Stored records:
____________________

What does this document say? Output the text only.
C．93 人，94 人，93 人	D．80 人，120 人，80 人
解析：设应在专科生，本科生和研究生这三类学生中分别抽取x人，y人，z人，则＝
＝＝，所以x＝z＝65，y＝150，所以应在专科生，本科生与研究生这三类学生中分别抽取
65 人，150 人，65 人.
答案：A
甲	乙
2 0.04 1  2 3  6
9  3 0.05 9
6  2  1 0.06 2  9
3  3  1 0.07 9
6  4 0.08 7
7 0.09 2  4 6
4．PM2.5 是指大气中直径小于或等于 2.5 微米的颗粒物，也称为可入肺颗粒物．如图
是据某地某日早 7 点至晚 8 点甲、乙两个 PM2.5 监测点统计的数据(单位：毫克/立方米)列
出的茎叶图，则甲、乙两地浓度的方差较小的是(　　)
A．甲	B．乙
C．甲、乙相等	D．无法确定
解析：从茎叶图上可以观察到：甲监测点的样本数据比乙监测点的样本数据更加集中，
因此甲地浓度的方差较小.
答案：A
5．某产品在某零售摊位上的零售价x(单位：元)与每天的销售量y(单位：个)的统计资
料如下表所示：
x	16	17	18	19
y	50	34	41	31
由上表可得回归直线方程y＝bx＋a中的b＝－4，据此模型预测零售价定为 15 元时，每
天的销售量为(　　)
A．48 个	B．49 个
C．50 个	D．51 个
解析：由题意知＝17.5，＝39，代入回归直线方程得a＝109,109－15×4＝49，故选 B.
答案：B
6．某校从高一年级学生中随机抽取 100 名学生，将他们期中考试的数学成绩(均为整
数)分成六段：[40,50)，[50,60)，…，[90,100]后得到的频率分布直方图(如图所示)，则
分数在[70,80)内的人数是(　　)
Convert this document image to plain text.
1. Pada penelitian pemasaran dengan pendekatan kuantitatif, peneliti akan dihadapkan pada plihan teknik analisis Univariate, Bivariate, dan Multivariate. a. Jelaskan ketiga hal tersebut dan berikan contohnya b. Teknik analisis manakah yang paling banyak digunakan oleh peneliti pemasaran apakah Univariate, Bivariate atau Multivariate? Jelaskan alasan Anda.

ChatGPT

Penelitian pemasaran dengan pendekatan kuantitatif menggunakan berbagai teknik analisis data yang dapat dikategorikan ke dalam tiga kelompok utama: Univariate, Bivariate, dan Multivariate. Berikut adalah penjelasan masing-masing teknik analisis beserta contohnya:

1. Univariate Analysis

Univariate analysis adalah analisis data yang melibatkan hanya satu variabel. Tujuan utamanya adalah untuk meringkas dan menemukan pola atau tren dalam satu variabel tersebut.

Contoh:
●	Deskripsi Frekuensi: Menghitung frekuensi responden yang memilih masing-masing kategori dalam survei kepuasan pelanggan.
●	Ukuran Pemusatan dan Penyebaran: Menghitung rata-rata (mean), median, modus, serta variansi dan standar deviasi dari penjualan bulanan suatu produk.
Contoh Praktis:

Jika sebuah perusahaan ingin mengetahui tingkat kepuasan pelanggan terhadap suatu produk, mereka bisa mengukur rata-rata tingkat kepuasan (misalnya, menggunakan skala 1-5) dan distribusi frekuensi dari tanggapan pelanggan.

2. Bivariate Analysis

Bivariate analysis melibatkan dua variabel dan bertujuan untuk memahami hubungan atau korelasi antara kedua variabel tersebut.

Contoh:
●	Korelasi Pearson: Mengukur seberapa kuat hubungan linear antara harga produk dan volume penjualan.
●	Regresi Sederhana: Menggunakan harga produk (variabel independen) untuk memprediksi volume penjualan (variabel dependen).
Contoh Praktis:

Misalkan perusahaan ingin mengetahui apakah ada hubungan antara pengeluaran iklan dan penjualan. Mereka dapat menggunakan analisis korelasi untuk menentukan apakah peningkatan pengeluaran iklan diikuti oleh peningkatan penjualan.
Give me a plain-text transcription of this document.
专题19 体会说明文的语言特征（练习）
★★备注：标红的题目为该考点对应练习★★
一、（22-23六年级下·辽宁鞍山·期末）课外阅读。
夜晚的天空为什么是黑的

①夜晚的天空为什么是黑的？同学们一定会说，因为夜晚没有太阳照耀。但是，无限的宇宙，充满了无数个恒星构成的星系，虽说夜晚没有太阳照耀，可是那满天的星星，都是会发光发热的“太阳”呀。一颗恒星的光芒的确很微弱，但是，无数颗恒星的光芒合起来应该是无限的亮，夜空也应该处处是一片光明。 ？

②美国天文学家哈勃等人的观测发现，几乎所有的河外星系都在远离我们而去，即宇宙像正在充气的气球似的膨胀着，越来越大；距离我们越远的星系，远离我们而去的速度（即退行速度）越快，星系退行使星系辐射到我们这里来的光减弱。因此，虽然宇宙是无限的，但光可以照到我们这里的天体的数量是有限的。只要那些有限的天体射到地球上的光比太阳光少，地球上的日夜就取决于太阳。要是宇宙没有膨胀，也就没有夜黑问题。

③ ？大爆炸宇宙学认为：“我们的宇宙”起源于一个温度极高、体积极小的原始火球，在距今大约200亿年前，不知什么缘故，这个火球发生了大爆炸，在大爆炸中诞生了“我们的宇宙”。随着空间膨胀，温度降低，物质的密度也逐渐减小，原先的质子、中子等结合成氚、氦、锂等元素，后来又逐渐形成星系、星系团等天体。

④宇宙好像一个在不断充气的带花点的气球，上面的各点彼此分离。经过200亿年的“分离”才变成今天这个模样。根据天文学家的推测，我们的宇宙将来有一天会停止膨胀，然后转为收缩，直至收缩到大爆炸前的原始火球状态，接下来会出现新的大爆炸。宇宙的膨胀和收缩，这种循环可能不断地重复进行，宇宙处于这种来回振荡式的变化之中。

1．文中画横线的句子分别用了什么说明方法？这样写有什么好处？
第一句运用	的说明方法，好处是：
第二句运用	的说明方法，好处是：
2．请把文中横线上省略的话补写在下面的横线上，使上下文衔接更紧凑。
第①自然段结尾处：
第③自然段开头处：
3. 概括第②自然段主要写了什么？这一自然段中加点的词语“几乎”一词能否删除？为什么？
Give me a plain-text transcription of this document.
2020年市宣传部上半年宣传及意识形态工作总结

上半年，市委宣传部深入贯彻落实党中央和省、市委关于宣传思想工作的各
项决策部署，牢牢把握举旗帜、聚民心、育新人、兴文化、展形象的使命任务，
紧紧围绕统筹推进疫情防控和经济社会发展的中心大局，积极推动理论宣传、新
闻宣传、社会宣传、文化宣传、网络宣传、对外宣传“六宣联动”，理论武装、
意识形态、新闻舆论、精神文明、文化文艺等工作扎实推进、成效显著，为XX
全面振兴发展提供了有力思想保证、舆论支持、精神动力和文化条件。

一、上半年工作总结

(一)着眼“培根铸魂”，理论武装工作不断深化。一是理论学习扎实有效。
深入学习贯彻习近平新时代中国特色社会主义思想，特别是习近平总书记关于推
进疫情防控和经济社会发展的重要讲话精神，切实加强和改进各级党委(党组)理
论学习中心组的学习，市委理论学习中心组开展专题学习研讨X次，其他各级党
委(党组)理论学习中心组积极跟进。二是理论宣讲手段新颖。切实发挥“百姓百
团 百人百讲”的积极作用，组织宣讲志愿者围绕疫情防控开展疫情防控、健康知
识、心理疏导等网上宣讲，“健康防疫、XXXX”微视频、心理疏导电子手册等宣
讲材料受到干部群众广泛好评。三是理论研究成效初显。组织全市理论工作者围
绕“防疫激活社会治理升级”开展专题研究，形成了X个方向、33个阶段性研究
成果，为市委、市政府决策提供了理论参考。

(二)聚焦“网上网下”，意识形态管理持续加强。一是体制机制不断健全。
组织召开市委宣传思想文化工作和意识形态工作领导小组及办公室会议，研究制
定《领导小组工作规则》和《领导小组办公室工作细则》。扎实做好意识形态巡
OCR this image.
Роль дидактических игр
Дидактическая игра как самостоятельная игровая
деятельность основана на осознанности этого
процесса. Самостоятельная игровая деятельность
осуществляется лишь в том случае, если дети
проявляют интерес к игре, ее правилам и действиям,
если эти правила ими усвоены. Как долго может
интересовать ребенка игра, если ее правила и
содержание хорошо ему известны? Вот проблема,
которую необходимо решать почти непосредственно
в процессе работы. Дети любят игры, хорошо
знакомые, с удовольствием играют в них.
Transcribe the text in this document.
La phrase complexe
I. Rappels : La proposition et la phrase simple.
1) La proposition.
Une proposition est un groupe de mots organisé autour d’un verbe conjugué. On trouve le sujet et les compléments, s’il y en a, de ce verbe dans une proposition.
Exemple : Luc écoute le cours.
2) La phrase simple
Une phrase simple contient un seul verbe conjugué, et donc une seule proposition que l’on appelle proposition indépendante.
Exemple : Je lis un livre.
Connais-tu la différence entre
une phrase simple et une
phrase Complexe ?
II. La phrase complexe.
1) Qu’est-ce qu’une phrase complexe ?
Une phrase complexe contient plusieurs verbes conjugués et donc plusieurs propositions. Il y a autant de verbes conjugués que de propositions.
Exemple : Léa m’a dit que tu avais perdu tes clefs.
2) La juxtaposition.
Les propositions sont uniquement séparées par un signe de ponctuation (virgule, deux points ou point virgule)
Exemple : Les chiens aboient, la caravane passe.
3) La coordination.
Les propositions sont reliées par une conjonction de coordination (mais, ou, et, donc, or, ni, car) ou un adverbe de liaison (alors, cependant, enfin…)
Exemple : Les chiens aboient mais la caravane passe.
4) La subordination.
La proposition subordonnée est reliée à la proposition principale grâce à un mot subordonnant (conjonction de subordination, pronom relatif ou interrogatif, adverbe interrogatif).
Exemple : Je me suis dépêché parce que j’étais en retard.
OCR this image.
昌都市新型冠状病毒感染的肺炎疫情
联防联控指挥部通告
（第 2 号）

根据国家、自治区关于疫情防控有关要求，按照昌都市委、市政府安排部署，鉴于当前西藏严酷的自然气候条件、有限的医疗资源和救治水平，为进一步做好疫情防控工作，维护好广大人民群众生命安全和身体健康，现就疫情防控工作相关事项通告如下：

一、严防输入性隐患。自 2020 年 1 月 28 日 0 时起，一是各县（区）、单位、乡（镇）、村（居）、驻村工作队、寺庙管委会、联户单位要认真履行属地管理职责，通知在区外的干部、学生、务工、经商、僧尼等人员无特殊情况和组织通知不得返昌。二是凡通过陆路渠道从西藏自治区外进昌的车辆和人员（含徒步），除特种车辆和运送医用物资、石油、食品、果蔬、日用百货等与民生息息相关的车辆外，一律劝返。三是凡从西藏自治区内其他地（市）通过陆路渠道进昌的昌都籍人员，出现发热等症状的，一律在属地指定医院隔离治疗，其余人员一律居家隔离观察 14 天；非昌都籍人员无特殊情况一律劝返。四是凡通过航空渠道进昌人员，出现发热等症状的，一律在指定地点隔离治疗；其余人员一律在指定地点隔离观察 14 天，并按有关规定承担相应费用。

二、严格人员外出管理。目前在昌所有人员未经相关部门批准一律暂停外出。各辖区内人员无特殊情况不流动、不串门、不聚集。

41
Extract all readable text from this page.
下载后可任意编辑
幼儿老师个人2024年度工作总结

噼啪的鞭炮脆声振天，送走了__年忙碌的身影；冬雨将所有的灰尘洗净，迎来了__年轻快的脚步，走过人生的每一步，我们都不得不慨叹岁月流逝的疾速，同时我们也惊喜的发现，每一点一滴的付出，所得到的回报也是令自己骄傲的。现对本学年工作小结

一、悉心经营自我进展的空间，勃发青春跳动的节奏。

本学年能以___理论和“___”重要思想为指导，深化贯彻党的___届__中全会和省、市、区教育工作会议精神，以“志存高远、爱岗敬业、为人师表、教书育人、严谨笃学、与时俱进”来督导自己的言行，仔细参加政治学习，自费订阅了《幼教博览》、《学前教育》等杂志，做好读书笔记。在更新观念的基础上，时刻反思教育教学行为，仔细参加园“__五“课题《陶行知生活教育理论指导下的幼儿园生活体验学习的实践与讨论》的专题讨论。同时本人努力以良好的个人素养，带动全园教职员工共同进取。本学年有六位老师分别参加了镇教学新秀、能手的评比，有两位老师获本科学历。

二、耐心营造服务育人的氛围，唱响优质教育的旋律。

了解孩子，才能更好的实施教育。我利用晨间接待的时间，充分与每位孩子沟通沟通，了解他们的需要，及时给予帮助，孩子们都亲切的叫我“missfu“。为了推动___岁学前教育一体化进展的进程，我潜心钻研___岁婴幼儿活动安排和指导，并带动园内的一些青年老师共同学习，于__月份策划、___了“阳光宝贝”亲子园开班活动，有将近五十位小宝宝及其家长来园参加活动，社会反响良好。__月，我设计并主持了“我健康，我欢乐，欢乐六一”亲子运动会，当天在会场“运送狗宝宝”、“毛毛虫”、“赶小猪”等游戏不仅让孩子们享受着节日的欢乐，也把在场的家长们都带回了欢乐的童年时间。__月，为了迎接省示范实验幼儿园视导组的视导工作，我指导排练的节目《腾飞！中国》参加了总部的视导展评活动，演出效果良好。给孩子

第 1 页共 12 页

____________________

§ Directive
Copy out exactly the lines running from the line with "Extract all readable text from this page." to the end of the records, inclusive.

§ Task answer
Extract all readable text from this page.
下载后可任意编辑
幼儿老师个人2024年度工作总结

噼啪的鞭炮脆声振天，送走了__年忙碌的身影；冬雨将所有的灰尘洗净，迎来了__年轻快的脚步，走过人生的每一步，我们都不得不慨叹岁月流逝的疾速，同时我们也惊喜的发现，每一点一滴的付出，所得到的回报也是令自己骄傲的。现对本学年工作小结

一、悉心经营自我进展的空间，勃发青春跳动的节奏。

本学年能以___理论和“___”重要思想为指导，深化贯彻党的___届__中全会和省、市、区教育工作会议精神，以“志存高远、爱岗敬业、为人师表、教书育人、严谨笃学、与时俱进”来督导自己的言行，仔细参加政治学习，自费订阅了《幼教博览》、《学前教育》等杂志，做好读书笔记。在更新观念的基础上，时刻反思教育教学行为，仔细参加园“__五“课题《陶行知生活教育理论指导下的幼儿园生活体验学习的实践与讨论》的专题讨论。同时本人努力以良好的个人素养，带动全园教职员工共同进取。本学年有六位老师分别参加了镇教学新秀、能手的评比，有两位老师获本科学历。

二、耐心营造服务育人的氛围，唱响优质教育的旋律。

了解孩子，才能更好的实施教育。我利用晨间接待的时间，充分与每位孩子沟通沟通，了解他们的需要，及时给予帮助，孩子们都亲切的叫我“missfu“。为了推动___岁学前教育一体化进展的进程，我潜心钻研___岁婴幼儿活动安排和指导，并带动园内的一些青年老师共同学习，于__月份策划、___了“阳光宝贝”亲子园开班活动，有将近五十位小宝宝及其家长来园参加活动，社会反响良好。__月，我设计并主持了“我健康，我欢乐，欢乐六一”亲子运动会，当天在会场“运送狗宝宝”、“毛毛虫”、“赶小猪”等游戏不仅让孩子们享受着节日的欢乐，也把在场的家长们都带回了欢乐的童年时间。__月，为了迎接省示范实验幼儿园视导组的视导工作，我指导排练的节目《腾飞！中国》参加了总部的视导展评活动，演出效果良好。给孩子

第 1 页共 12 页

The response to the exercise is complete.